- **What is expected**
Each entry that follows is to be retyped exactly. Pictures do not belong in the copy.

>> START Extracted records

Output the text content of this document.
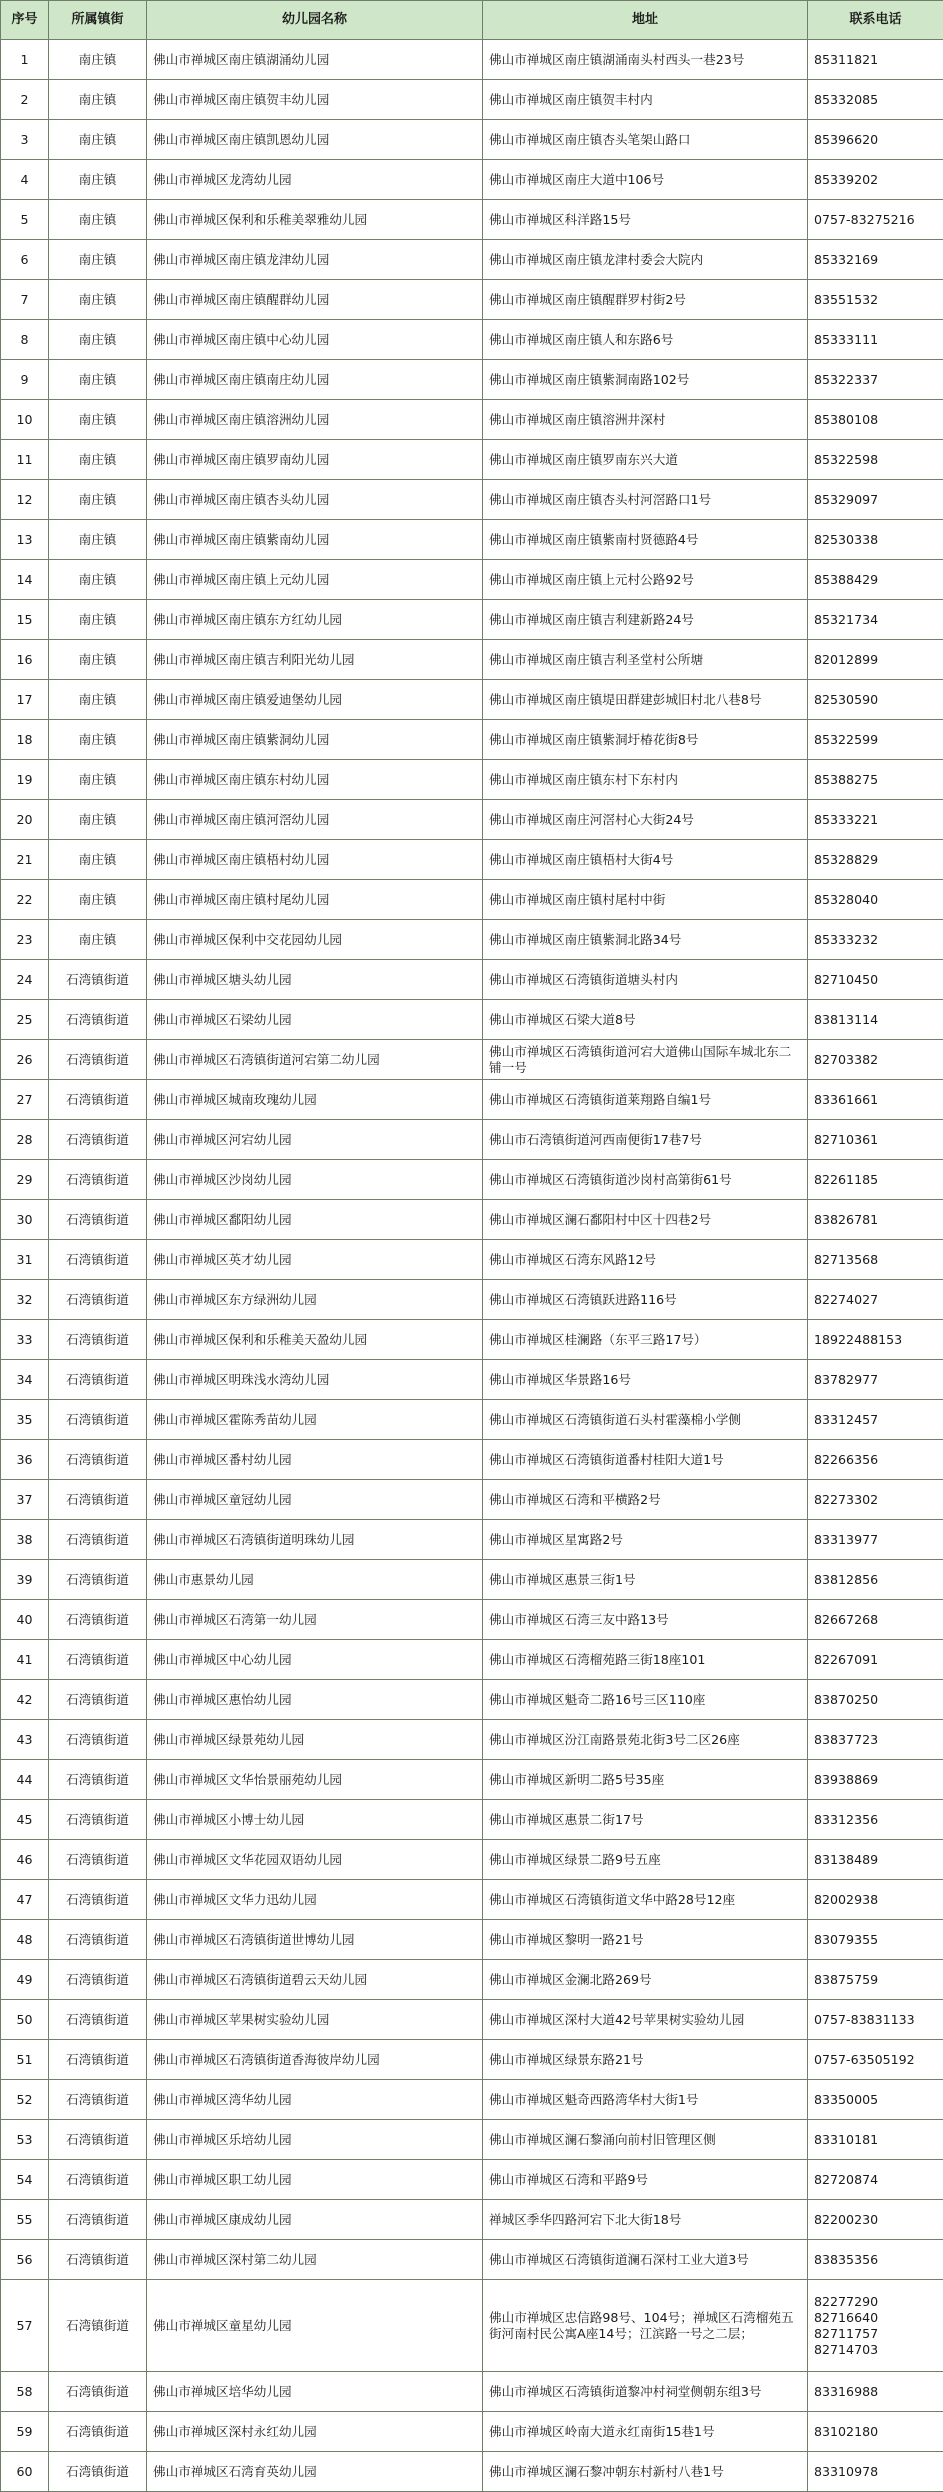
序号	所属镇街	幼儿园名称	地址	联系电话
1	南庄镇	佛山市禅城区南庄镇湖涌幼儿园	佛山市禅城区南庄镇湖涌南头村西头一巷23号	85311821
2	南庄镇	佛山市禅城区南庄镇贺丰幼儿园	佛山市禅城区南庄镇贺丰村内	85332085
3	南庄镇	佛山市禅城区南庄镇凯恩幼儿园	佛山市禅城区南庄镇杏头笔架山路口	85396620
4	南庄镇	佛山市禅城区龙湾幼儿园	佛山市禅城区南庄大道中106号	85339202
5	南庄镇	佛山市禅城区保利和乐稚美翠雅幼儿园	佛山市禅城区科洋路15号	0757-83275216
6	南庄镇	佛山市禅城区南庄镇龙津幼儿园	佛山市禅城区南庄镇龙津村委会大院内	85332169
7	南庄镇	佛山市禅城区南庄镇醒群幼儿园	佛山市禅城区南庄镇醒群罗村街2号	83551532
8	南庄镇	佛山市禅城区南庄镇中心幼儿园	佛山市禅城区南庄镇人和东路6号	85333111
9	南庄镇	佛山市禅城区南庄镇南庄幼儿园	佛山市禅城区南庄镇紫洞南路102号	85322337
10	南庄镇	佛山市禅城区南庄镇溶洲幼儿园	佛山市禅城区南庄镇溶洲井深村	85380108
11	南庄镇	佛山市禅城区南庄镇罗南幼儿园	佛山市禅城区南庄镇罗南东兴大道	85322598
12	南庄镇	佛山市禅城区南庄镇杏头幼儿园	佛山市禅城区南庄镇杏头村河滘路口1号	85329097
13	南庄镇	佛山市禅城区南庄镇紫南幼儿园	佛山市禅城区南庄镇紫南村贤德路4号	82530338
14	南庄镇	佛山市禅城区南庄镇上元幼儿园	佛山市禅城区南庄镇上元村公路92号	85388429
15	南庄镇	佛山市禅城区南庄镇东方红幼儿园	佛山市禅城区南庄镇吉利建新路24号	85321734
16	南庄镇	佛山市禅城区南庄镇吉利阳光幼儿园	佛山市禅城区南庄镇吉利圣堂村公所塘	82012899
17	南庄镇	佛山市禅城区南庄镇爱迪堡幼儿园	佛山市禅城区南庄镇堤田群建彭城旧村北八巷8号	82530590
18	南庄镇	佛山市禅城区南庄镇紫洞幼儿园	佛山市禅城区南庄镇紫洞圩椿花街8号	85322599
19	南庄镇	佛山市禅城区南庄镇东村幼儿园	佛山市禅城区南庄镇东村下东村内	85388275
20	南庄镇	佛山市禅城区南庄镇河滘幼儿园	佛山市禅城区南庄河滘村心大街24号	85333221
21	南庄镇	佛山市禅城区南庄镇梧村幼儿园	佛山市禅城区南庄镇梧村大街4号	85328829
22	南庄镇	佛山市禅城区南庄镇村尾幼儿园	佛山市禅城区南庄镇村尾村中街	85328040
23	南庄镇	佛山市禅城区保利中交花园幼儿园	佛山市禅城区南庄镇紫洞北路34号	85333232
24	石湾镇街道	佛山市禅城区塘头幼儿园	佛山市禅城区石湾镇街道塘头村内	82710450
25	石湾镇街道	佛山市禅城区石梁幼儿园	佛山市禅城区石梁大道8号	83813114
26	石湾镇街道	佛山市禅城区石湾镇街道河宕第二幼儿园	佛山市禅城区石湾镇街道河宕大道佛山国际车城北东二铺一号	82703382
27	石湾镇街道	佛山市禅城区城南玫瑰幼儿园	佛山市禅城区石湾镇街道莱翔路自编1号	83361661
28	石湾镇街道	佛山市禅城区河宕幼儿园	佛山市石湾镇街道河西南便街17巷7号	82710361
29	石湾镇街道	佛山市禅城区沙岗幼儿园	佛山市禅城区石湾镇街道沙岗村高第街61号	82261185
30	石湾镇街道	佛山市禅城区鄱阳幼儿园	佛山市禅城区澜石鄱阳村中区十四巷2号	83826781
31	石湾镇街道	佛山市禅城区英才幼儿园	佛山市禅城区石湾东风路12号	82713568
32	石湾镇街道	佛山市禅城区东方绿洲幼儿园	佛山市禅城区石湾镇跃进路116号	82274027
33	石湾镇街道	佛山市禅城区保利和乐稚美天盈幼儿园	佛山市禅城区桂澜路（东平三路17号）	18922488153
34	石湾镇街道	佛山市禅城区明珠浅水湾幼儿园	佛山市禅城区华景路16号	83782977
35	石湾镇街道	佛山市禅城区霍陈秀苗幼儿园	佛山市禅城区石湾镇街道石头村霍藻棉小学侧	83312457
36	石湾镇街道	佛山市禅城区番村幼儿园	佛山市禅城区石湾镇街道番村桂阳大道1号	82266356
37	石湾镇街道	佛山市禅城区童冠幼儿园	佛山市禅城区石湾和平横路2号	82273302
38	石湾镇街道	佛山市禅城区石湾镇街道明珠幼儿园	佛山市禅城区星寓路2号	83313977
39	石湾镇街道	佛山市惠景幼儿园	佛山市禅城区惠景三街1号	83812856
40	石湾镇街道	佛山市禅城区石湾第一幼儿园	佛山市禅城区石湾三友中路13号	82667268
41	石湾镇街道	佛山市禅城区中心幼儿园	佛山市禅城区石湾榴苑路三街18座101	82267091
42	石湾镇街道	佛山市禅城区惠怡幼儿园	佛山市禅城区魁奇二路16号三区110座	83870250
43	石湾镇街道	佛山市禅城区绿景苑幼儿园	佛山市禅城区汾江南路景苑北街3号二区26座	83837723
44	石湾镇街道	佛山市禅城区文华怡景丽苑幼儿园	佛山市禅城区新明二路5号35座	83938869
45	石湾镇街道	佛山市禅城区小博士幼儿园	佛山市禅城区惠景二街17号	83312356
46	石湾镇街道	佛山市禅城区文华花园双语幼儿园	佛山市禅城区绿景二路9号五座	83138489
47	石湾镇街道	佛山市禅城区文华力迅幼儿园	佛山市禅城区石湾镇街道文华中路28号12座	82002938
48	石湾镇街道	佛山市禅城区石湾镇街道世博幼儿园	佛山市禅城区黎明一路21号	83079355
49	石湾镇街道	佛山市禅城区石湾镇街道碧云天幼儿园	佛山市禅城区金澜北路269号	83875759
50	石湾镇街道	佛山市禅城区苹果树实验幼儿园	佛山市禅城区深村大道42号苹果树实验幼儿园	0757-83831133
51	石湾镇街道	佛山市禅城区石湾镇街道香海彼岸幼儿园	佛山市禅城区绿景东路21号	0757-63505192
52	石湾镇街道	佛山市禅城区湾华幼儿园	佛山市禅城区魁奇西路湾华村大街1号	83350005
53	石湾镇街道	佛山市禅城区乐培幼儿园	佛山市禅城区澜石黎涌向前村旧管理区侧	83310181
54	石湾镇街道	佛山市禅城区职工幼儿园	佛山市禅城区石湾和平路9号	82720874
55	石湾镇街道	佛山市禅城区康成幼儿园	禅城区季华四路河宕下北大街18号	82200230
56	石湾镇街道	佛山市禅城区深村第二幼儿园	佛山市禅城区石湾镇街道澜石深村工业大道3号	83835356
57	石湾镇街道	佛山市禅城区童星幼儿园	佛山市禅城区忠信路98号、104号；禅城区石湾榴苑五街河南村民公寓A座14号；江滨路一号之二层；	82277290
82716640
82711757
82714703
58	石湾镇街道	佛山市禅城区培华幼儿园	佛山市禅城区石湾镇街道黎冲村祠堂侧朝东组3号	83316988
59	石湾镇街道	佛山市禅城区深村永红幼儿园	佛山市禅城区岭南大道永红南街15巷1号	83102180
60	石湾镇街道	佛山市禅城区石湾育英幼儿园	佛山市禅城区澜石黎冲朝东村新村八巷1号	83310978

>> END Extracted records

- **Complete response**
Output the text content of this document.
序号	所属镇街	幼儿园名称	地址	联系电话
1	南庄镇	佛山市禅城区南庄镇湖涌幼儿园	佛山市禅城区南庄镇湖涌南头村西头一巷23号	85311821
2	南庄镇	佛山市禅城区南庄镇贺丰幼儿园	佛山市禅城区南庄镇贺丰村内	85332085
3	南庄镇	佛山市禅城区南庄镇凯恩幼儿园	佛山市禅城区南庄镇杏头笔架山路口	85396620
4	南庄镇	佛山市禅城区龙湾幼儿园	佛山市禅城区南庄大道中106号	85339202
5	南庄镇	佛山市禅城区保利和乐稚美翠雅幼儿园	佛山市禅城区科洋路15号	0757-83275216
6	南庄镇	佛山市禅城区南庄镇龙津幼儿园	佛山市禅城区南庄镇龙津村委会大院内	85332169
7	南庄镇	佛山市禅城区南庄镇醒群幼儿园	佛山市禅城区南庄镇醒群罗村街2号	83551532
8	南庄镇	佛山市禅城区南庄镇中心幼儿园	佛山市禅城区南庄镇人和东路6号	85333111
9	南庄镇	佛山市禅城区南庄镇南庄幼儿园	佛山市禅城区南庄镇紫洞南路102号	85322337
10	南庄镇	佛山市禅城区南庄镇溶洲幼儿园	佛山市禅城区南庄镇溶洲井深村	85380108
11	南庄镇	佛山市禅城区南庄镇罗南幼儿园	佛山市禅城区南庄镇罗南东兴大道	85322598
12	南庄镇	佛山市禅城区南庄镇杏头幼儿园	佛山市禅城区南庄镇杏头村河滘路口1号	85329097
13	南庄镇	佛山市禅城区南庄镇紫南幼儿园	佛山市禅城区南庄镇紫南村贤德路4号	82530338
14	南庄镇	佛山市禅城区南庄镇上元幼儿园	佛山市禅城区南庄镇上元村公路92号	85388429
15	南庄镇	佛山市禅城区南庄镇东方红幼儿园	佛山市禅城区南庄镇吉利建新路24号	85321734
16	南庄镇	佛山市禅城区南庄镇吉利阳光幼儿园	佛山市禅城区南庄镇吉利圣堂村公所塘	82012899
17	南庄镇	佛山市禅城区南庄镇爱迪堡幼儿园	佛山市禅城区南庄镇堤田群建彭城旧村北八巷8号	82530590
18	南庄镇	佛山市禅城区南庄镇紫洞幼儿园	佛山市禅城区南庄镇紫洞圩椿花街8号	85322599
19	南庄镇	佛山市禅城区南庄镇东村幼儿园	佛山市禅城区南庄镇东村下东村内	85388275
20	南庄镇	佛山市禅城区南庄镇河滘幼儿园	佛山市禅城区南庄河滘村心大街24号	85333221
21	南庄镇	佛山市禅城区南庄镇梧村幼儿园	佛山市禅城区南庄镇梧村大街4号	85328829
22	南庄镇	佛山市禅城区南庄镇村尾幼儿园	佛山市禅城区南庄镇村尾村中街	85328040
23	南庄镇	佛山市禅城区保利中交花园幼儿园	佛山市禅城区南庄镇紫洞北路34号	85333232
24	石湾镇街道	佛山市禅城区塘头幼儿园	佛山市禅城区石湾镇街道塘头村内	82710450
25	石湾镇街道	佛山市禅城区石梁幼儿园	佛山市禅城区石梁大道8号	83813114
26	石湾镇街道	佛山市禅城区石湾镇街道河宕第二幼儿园	佛山市禅城区石湾镇街道河宕大道佛山国际车城北东二铺一号	82703382
27	石湾镇街道	佛山市禅城区城南玫瑰幼儿园	佛山市禅城区石湾镇街道莱翔路自编1号	83361661
28	石湾镇街道	佛山市禅城区河宕幼儿园	佛山市石湾镇街道河西南便街17巷7号	82710361
29	石湾镇街道	佛山市禅城区沙岗幼儿园	佛山市禅城区石湾镇街道沙岗村高第街61号	82261185
30	石湾镇街道	佛山市禅城区鄱阳幼儿园	佛山市禅城区澜石鄱阳村中区十四巷2号	83826781
31	石湾镇街道	佛山市禅城区英才幼儿园	佛山市禅城区石湾东风路12号	82713568
32	石湾镇街道	佛山市禅城区东方绿洲幼儿园	佛山市禅城区石湾镇跃进路116号	82274027
33	石湾镇街道	佛山市禅城区保利和乐稚美天盈幼儿园	佛山市禅城区桂澜路（东平三路17号）	18922488153
34	石湾镇街道	佛山市禅城区明珠浅水湾幼儿园	佛山市禅城区华景路16号	83782977
35	石湾镇街道	佛山市禅城区霍陈秀苗幼儿园	佛山市禅城区石湾镇街道石头村霍藻棉小学侧	83312457
36	石湾镇街道	佛山市禅城区番村幼儿园	佛山市禅城区石湾镇街道番村桂阳大道1号	82266356
37	石湾镇街道	佛山市禅城区童冠幼儿园	佛山市禅城区石湾和平横路2号	82273302
38	石湾镇街道	佛山市禅城区石湾镇街道明珠幼儿园	佛山市禅城区星寓路2号	83313977
39	石湾镇街道	佛山市惠景幼儿园	佛山市禅城区惠景三街1号	83812856
40	石湾镇街道	佛山市禅城区石湾第一幼儿园	佛山市禅城区石湾三友中路13号	82667268
41	石湾镇街道	佛山市禅城区中心幼儿园	佛山市禅城区石湾榴苑路三街18座101	82267091
42	石湾镇街道	佛山市禅城区惠怡幼儿园	佛山市禅城区魁奇二路16号三区110座	83870250
43	石湾镇街道	佛山市禅城区绿景苑幼儿园	佛山市禅城区汾江南路景苑北街3号二区26座	83837723
44	石湾镇街道	佛山市禅城区文华怡景丽苑幼儿园	佛山市禅城区新明二路5号35座	83938869
45	石湾镇街道	佛山市禅城区小博士幼儿园	佛山市禅城区惠景二街17号	83312356
46	石湾镇街道	佛山市禅城区文华花园双语幼儿园	佛山市禅城区绿景二路9号五座	83138489
47	石湾镇街道	佛山市禅城区文华力迅幼儿园	佛山市禅城区石湾镇街道文华中路28号12座	82002938
48	石湾镇街道	佛山市禅城区石湾镇街道世博幼儿园	佛山市禅城区黎明一路21号	83079355
49	石湾镇街道	佛山市禅城区石湾镇街道碧云天幼儿园	佛山市禅城区金澜北路269号	83875759
50	石湾镇街道	佛山市禅城区苹果树实验幼儿园	佛山市禅城区深村大道42号苹果树实验幼儿园	0757-83831133
51	石湾镇街道	佛山市禅城区石湾镇街道香海彼岸幼儿园	佛山市禅城区绿景东路21号	0757-63505192
52	石湾镇街道	佛山市禅城区湾华幼儿园	佛山市禅城区魁奇西路湾华村大街1号	83350005
53	石湾镇街道	佛山市禅城区乐培幼儿园	佛山市禅城区澜石黎涌向前村旧管理区侧	83310181
54	石湾镇街道	佛山市禅城区职工幼儿园	佛山市禅城区石湾和平路9号	82720874
55	石湾镇街道	佛山市禅城区康成幼儿园	禅城区季华四路河宕下北大街18号	82200230
56	石湾镇街道	佛山市禅城区深村第二幼儿园	佛山市禅城区石湾镇街道澜石深村工业大道3号	83835356
57	石湾镇街道	佛山市禅城区童星幼儿园	佛山市禅城区忠信路98号、104号；禅城区石湾榴苑五街河南村民公寓A座14号；江滨路一号之二层；	82277290
82716640
82711757
82714703
58	石湾镇街道	佛山市禅城区培华幼儿园	佛山市禅城区石湾镇街道黎冲村祠堂侧朝东组3号	83316988
59	石湾镇街道	佛山市禅城区深村永红幼儿园	佛山市禅城区岭南大道永红南街15巷1号	83102180
60	石湾镇街道	佛山市禅城区石湾育英幼儿园	佛山市禅城区澜石黎冲朝东村新村八巷1号	83310978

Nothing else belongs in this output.